*GOAL OF THE EXERCISE*.
Report each line from the records where the string "Universidad" turns up.
—————
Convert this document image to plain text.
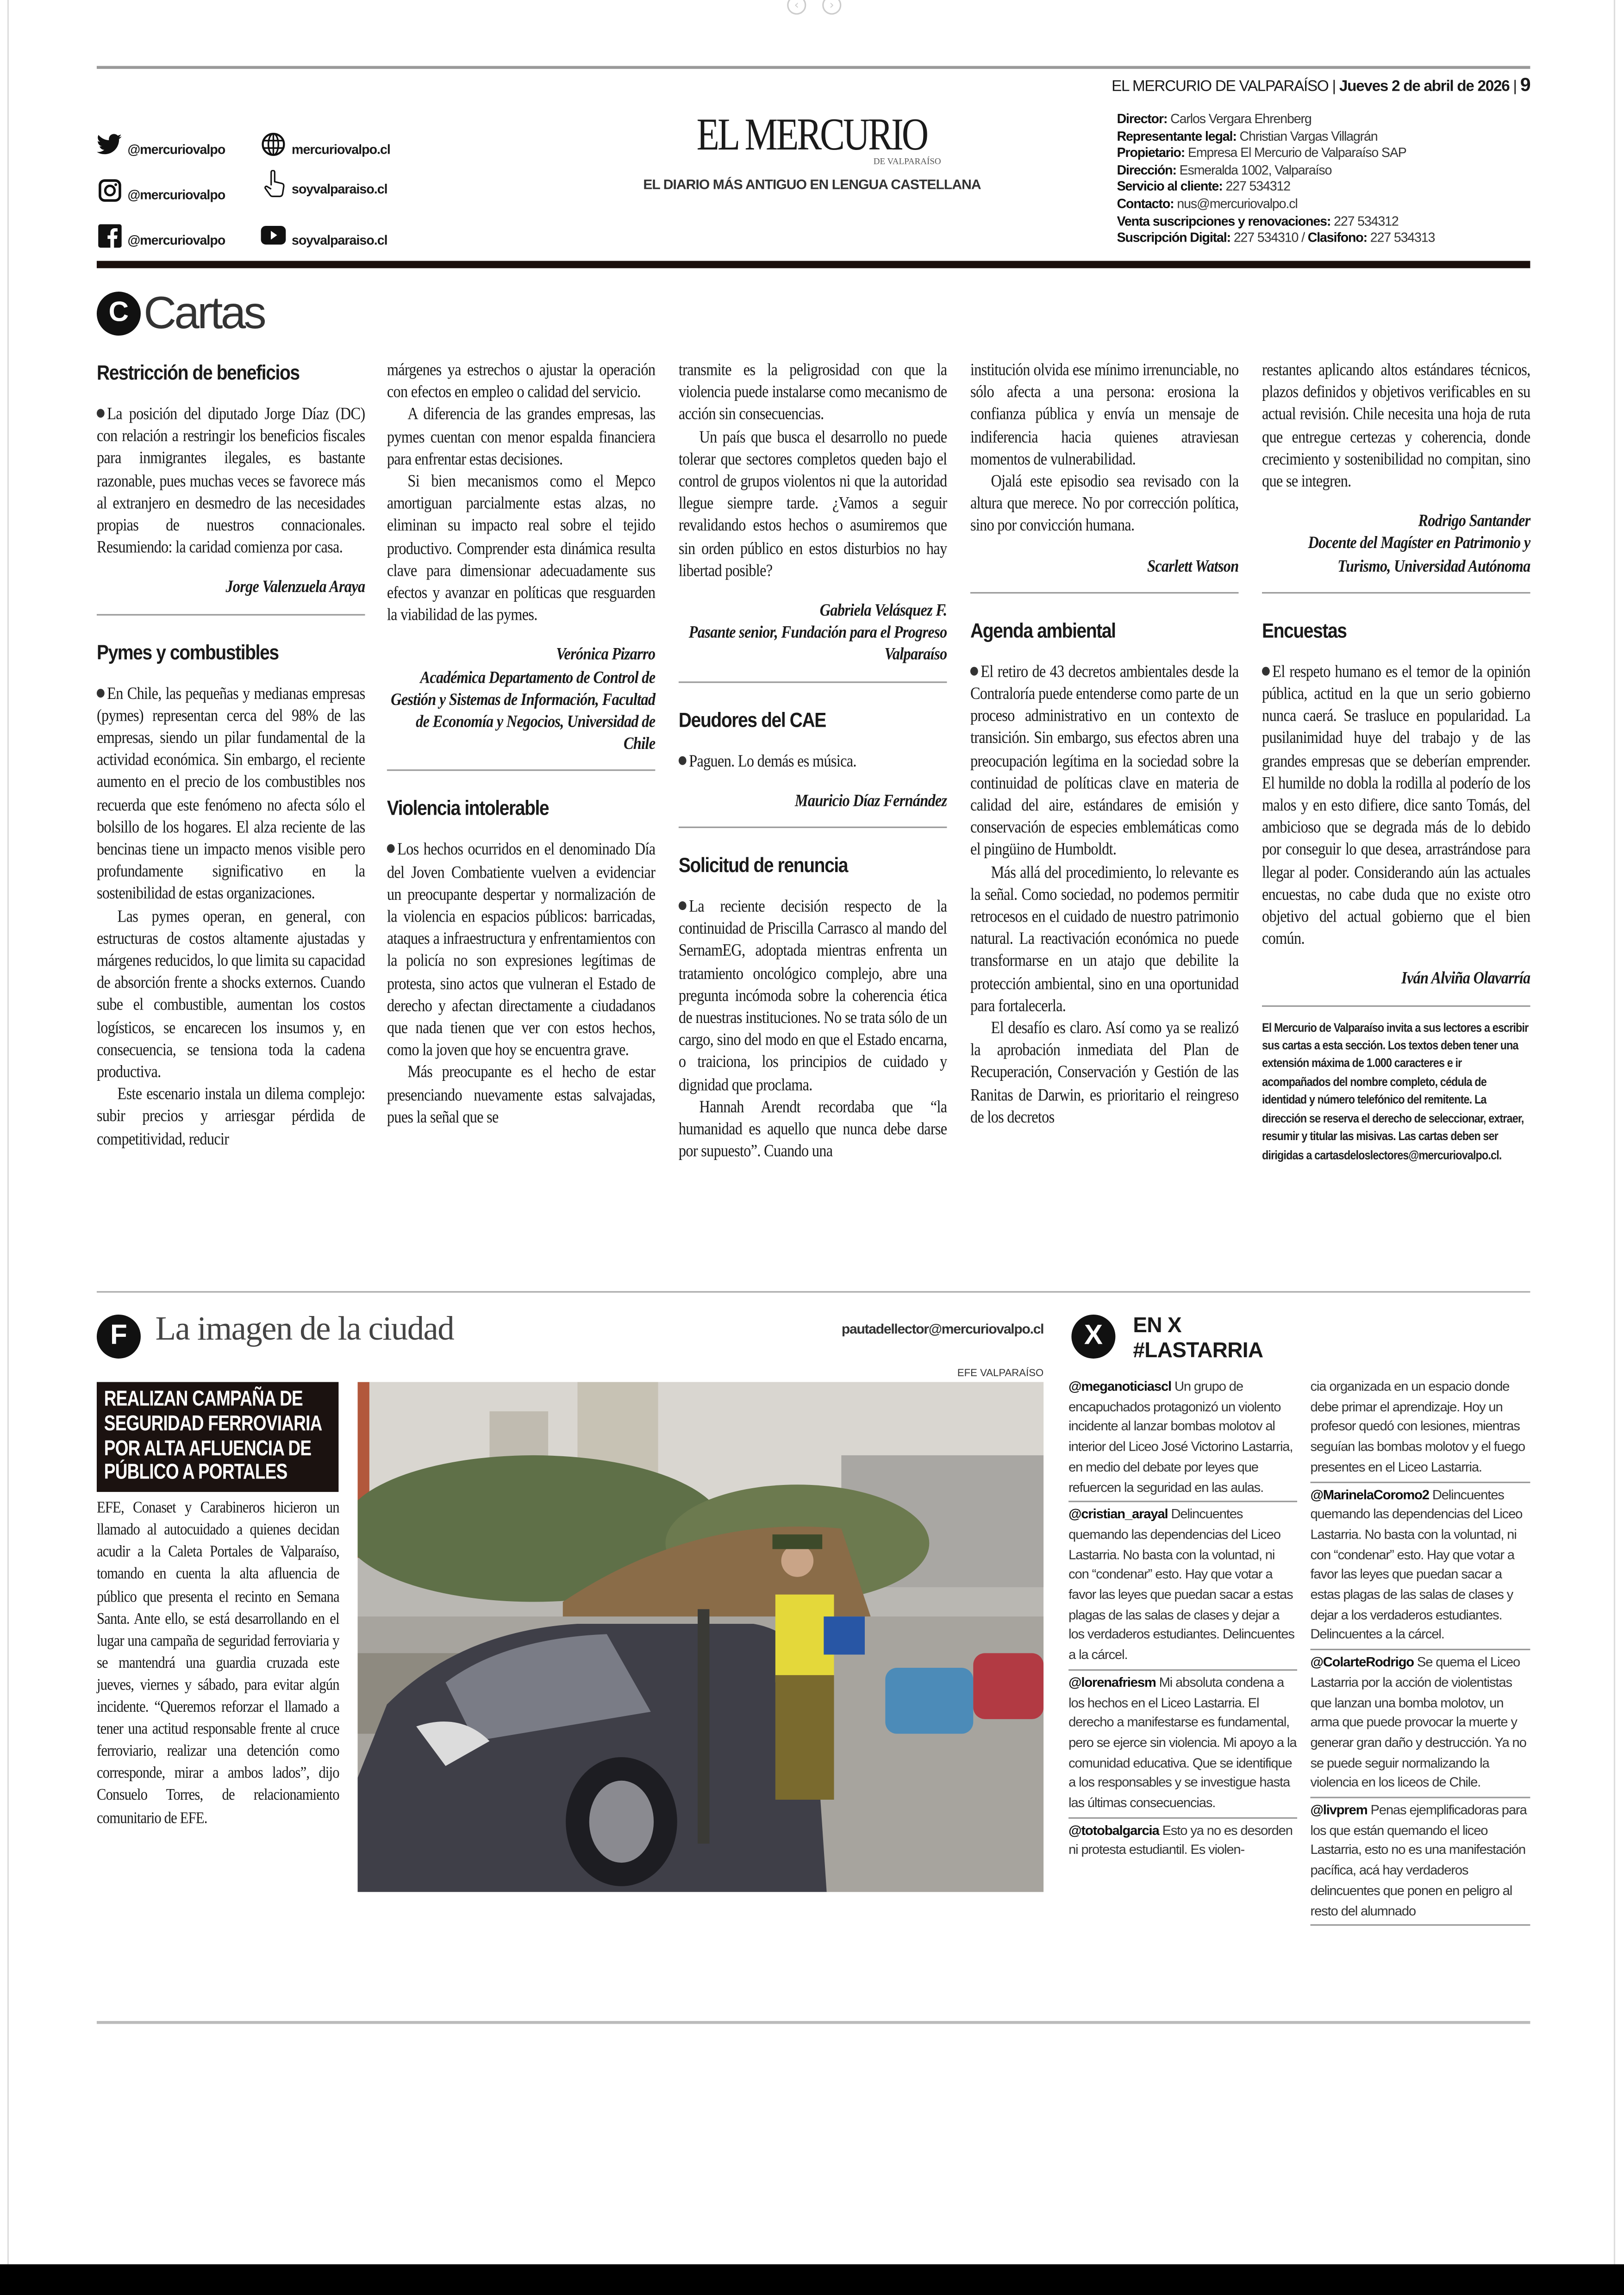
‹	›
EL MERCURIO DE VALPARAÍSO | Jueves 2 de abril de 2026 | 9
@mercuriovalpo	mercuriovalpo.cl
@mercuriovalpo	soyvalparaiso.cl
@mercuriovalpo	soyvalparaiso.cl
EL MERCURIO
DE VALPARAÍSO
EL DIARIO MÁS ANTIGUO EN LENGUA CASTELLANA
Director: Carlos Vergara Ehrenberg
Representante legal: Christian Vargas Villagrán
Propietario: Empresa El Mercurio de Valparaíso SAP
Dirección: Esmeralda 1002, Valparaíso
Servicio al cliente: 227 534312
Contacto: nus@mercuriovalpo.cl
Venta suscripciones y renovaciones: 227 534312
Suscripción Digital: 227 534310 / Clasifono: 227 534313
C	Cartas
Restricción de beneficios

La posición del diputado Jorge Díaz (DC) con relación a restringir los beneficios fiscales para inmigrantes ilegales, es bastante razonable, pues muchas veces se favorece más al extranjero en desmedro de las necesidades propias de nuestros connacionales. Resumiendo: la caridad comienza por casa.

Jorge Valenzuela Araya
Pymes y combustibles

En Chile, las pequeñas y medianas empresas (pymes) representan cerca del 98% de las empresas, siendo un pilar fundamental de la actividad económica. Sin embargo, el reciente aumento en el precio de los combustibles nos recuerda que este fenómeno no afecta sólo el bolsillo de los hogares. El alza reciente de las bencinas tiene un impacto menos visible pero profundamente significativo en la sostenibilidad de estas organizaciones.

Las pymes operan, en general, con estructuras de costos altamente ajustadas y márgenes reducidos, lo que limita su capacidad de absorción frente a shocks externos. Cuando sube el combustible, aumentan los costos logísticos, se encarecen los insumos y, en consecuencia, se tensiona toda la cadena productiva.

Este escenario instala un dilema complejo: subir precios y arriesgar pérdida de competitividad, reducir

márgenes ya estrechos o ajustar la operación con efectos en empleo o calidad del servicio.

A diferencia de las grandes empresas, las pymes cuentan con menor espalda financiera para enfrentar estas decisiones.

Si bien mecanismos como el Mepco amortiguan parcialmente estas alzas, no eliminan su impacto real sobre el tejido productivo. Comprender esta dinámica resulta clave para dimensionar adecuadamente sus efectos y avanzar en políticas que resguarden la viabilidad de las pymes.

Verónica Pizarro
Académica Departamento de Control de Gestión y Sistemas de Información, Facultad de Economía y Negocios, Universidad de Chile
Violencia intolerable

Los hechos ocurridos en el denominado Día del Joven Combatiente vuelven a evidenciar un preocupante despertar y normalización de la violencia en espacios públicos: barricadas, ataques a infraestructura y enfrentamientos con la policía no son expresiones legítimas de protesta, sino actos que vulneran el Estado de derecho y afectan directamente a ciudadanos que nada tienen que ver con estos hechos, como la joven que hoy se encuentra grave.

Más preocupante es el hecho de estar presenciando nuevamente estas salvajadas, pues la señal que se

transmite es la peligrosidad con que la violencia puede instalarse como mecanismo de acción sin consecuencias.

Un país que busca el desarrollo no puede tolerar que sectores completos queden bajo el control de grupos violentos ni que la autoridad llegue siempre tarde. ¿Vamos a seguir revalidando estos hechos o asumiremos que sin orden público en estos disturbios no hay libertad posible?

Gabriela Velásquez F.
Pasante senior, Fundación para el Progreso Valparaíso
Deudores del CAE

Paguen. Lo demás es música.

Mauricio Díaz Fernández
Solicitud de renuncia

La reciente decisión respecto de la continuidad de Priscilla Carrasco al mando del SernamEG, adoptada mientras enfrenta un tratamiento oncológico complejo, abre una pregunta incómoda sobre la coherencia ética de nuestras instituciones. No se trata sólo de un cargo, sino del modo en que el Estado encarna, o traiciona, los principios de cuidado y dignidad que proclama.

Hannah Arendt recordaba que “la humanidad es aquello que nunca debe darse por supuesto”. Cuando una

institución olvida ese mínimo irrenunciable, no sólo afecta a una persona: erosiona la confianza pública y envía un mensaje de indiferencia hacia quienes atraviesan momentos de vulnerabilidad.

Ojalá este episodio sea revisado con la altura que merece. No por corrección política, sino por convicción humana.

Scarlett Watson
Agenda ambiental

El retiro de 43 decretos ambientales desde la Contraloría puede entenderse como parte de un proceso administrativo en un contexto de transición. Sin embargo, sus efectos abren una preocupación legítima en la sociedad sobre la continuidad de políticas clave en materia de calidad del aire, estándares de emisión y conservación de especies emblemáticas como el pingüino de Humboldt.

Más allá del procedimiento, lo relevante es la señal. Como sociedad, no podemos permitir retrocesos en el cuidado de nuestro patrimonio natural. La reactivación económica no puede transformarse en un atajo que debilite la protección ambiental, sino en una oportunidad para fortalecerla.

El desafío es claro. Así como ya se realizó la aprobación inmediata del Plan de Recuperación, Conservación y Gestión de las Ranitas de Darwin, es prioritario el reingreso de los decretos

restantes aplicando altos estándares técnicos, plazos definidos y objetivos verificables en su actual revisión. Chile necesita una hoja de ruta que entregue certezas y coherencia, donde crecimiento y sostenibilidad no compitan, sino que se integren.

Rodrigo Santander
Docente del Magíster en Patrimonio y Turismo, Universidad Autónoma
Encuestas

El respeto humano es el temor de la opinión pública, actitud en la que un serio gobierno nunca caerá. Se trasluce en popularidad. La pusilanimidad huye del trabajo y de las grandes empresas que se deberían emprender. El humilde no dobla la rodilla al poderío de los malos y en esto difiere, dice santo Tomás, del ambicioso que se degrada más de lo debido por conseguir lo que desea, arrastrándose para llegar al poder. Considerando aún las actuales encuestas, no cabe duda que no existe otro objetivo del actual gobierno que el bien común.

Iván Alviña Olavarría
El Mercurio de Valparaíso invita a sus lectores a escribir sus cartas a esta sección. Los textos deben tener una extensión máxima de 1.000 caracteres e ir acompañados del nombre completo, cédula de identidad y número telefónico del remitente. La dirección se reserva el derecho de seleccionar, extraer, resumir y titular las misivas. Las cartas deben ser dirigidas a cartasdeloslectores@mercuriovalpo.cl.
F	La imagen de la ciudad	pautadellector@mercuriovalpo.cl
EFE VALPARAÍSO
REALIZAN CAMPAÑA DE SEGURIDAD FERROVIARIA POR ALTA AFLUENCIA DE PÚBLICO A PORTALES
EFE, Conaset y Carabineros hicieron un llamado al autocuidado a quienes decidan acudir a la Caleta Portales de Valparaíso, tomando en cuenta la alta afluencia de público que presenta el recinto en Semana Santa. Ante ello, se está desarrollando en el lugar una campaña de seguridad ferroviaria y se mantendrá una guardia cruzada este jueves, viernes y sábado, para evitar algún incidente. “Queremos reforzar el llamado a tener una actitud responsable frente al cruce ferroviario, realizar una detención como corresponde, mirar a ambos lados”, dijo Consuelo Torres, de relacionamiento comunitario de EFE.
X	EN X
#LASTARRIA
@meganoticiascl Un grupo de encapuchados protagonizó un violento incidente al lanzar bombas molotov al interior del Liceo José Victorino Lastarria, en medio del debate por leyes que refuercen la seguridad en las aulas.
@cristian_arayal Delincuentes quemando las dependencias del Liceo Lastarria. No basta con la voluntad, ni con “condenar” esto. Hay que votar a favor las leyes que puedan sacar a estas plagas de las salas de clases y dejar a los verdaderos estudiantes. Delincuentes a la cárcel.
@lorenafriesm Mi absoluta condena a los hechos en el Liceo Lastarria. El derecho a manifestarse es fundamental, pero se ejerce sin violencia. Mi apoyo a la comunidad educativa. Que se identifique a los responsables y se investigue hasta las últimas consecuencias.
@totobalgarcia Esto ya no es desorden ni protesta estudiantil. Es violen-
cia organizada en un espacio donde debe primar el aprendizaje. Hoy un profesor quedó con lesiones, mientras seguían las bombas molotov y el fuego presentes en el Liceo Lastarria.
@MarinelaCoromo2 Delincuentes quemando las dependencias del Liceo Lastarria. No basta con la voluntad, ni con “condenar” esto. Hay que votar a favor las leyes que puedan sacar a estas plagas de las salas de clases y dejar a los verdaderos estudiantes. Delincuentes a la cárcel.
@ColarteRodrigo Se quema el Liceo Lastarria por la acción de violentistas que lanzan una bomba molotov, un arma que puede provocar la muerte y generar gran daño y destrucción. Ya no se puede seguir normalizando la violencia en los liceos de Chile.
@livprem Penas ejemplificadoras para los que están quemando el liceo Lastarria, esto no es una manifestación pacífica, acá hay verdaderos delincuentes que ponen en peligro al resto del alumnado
—————
*SOLUTION TO THE EXERCISE*.
Académica Departamento de Control de Gestión y Sistemas de Información, Facultad de Economía y Negocios, Universidad de Chile
Docente del Magíster en Patrimonio y Turismo, Universidad Autónoma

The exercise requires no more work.